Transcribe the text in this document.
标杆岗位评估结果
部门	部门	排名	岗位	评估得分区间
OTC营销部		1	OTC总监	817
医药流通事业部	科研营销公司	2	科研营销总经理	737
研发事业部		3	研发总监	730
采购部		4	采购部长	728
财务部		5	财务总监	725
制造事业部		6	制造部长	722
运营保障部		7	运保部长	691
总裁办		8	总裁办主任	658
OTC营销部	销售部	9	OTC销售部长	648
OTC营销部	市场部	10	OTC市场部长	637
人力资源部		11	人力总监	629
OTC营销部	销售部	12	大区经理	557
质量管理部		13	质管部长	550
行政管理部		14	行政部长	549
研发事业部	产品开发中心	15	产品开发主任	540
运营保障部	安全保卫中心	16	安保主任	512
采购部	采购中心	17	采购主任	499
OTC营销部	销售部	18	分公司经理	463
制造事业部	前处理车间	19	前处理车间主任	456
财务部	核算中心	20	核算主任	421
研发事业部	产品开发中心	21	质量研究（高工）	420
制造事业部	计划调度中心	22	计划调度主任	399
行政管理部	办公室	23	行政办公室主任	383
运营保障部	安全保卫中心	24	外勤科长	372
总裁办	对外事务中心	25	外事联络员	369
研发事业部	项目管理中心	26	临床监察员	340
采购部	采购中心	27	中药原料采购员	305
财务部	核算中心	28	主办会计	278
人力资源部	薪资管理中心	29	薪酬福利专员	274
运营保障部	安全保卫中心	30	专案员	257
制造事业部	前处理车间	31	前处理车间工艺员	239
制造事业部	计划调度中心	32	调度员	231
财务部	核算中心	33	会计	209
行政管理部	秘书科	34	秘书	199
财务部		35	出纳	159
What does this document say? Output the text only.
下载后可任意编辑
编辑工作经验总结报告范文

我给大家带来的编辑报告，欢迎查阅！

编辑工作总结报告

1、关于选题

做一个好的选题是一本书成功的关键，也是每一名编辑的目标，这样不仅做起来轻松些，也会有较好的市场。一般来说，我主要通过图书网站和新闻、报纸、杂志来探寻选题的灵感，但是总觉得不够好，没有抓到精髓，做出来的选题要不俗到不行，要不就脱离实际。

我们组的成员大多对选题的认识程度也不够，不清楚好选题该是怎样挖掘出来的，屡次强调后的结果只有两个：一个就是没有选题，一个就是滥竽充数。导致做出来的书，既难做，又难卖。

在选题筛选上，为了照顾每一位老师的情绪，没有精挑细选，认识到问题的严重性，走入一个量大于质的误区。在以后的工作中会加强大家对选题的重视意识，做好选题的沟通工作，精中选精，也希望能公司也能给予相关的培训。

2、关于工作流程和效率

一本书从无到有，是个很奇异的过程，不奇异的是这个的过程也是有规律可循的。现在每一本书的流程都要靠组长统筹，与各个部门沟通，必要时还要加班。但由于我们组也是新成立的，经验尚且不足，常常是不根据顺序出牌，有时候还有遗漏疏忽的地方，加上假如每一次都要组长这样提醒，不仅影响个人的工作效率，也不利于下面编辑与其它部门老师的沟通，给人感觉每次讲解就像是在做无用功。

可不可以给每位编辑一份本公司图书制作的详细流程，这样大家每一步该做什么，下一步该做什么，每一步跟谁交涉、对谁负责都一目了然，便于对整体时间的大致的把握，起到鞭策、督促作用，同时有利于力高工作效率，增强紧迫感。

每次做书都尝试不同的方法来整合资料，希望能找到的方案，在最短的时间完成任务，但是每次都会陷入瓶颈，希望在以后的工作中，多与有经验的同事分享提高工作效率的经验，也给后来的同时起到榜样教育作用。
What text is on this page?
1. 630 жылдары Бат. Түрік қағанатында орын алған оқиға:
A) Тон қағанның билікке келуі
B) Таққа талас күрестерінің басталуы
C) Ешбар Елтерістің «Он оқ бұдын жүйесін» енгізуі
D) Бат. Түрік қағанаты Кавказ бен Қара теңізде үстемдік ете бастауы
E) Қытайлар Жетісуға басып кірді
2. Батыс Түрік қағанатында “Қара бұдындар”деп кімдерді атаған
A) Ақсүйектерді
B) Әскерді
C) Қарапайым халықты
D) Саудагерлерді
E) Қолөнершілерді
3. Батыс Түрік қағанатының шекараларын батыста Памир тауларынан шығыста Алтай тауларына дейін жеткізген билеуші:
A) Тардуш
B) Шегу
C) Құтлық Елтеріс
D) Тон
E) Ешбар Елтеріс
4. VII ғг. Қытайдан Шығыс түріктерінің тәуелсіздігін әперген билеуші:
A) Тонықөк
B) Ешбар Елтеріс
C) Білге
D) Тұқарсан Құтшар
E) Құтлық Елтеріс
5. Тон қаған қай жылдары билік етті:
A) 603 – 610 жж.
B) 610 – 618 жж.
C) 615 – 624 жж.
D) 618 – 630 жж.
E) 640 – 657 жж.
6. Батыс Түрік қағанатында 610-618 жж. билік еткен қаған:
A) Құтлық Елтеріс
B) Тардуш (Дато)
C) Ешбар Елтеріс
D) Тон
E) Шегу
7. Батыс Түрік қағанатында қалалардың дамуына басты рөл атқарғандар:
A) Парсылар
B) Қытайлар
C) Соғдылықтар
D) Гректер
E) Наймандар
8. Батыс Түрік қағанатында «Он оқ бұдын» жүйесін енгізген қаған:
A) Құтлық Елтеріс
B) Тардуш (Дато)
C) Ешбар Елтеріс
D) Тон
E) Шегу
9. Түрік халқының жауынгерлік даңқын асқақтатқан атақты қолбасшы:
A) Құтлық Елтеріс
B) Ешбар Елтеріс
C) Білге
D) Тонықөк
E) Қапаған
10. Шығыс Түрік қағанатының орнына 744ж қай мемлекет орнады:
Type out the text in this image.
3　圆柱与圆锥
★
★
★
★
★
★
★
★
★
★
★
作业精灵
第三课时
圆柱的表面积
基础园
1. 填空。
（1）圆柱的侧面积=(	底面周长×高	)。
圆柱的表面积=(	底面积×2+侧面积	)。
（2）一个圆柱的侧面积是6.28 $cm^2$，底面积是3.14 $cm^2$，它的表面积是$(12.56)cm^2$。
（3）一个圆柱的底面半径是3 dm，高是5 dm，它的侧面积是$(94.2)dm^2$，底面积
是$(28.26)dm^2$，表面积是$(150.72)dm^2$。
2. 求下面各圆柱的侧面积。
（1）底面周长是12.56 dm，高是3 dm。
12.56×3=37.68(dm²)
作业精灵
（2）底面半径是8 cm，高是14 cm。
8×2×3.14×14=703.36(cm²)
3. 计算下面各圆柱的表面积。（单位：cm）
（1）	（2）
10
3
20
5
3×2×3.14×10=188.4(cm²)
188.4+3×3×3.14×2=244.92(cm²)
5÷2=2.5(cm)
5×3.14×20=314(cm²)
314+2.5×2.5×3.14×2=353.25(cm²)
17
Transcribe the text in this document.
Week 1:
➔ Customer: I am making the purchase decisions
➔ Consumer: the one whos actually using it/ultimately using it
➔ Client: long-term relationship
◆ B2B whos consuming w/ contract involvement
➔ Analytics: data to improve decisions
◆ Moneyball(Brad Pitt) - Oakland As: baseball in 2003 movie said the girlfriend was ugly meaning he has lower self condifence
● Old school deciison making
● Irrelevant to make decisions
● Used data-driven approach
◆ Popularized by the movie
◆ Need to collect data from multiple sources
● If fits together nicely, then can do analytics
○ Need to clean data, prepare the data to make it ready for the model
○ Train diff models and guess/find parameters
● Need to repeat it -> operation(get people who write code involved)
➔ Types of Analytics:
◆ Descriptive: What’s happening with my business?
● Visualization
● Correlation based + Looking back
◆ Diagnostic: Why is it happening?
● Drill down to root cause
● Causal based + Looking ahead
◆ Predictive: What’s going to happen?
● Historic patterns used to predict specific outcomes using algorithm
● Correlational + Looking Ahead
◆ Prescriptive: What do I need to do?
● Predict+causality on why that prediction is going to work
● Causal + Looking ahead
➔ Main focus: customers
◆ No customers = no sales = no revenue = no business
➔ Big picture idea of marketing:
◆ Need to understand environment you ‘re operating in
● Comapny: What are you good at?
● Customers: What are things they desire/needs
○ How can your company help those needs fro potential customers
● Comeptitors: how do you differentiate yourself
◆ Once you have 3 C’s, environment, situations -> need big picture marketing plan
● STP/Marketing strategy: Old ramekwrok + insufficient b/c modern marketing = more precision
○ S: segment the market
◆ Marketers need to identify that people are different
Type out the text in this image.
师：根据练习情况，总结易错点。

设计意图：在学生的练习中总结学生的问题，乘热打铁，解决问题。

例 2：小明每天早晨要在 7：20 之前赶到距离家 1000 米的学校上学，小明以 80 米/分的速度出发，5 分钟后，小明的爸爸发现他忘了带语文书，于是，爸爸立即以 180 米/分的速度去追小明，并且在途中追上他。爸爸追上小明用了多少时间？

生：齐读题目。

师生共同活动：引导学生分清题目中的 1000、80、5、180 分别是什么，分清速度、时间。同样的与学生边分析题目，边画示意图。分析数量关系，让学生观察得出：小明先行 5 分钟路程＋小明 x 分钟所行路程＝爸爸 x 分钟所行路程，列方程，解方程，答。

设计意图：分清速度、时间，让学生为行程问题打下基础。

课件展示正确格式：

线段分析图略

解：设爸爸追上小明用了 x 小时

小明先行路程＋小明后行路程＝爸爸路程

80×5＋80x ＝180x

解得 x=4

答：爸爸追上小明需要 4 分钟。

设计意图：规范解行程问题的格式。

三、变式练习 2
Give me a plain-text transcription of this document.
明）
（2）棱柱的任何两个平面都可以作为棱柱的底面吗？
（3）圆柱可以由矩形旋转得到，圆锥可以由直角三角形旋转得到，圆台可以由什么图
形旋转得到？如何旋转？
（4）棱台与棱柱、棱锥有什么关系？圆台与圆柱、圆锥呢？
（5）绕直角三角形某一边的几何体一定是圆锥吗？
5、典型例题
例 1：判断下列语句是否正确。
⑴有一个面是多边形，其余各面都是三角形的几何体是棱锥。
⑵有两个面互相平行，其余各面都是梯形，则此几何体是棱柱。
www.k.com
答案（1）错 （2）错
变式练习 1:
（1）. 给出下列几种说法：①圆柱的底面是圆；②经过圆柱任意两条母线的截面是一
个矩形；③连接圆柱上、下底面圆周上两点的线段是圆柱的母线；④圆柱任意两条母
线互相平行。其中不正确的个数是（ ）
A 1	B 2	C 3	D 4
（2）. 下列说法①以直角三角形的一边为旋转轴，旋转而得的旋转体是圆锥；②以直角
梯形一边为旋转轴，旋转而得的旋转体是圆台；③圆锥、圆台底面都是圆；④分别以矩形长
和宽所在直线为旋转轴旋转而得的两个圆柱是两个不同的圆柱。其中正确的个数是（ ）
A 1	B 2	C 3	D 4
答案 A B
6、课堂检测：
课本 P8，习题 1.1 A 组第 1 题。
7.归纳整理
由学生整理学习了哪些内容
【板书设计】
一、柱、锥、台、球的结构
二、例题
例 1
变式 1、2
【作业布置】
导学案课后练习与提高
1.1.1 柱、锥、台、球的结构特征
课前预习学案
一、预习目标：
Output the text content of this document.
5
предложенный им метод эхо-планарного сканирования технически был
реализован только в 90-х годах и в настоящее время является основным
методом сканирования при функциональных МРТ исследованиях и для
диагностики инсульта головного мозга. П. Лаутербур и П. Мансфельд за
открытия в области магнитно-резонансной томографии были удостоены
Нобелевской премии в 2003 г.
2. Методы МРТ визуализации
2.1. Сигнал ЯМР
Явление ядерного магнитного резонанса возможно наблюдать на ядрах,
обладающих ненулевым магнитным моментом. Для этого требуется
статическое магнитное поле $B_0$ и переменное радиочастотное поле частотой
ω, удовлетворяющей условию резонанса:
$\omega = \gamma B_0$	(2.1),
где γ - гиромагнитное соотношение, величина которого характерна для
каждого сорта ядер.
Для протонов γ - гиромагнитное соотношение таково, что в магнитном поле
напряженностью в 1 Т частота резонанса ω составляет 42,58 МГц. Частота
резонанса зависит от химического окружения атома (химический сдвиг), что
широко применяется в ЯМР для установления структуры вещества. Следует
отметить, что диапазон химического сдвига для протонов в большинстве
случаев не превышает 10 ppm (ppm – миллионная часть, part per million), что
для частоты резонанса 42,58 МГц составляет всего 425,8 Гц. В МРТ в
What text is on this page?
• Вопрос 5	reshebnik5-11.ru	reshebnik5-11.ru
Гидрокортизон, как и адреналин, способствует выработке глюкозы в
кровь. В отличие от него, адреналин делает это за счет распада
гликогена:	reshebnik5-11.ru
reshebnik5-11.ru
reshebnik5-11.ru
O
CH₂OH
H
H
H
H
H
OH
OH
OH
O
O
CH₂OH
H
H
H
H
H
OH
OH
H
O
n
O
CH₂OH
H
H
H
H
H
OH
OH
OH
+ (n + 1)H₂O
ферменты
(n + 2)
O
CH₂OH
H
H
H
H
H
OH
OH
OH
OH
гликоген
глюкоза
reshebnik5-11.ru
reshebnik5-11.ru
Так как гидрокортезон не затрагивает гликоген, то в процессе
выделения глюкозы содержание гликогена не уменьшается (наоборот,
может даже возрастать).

• Given request: List every line above containing the word "needs".

• Reply:
● Customers: What are things they desire/needs
○ How can your company help those needs fro potential customers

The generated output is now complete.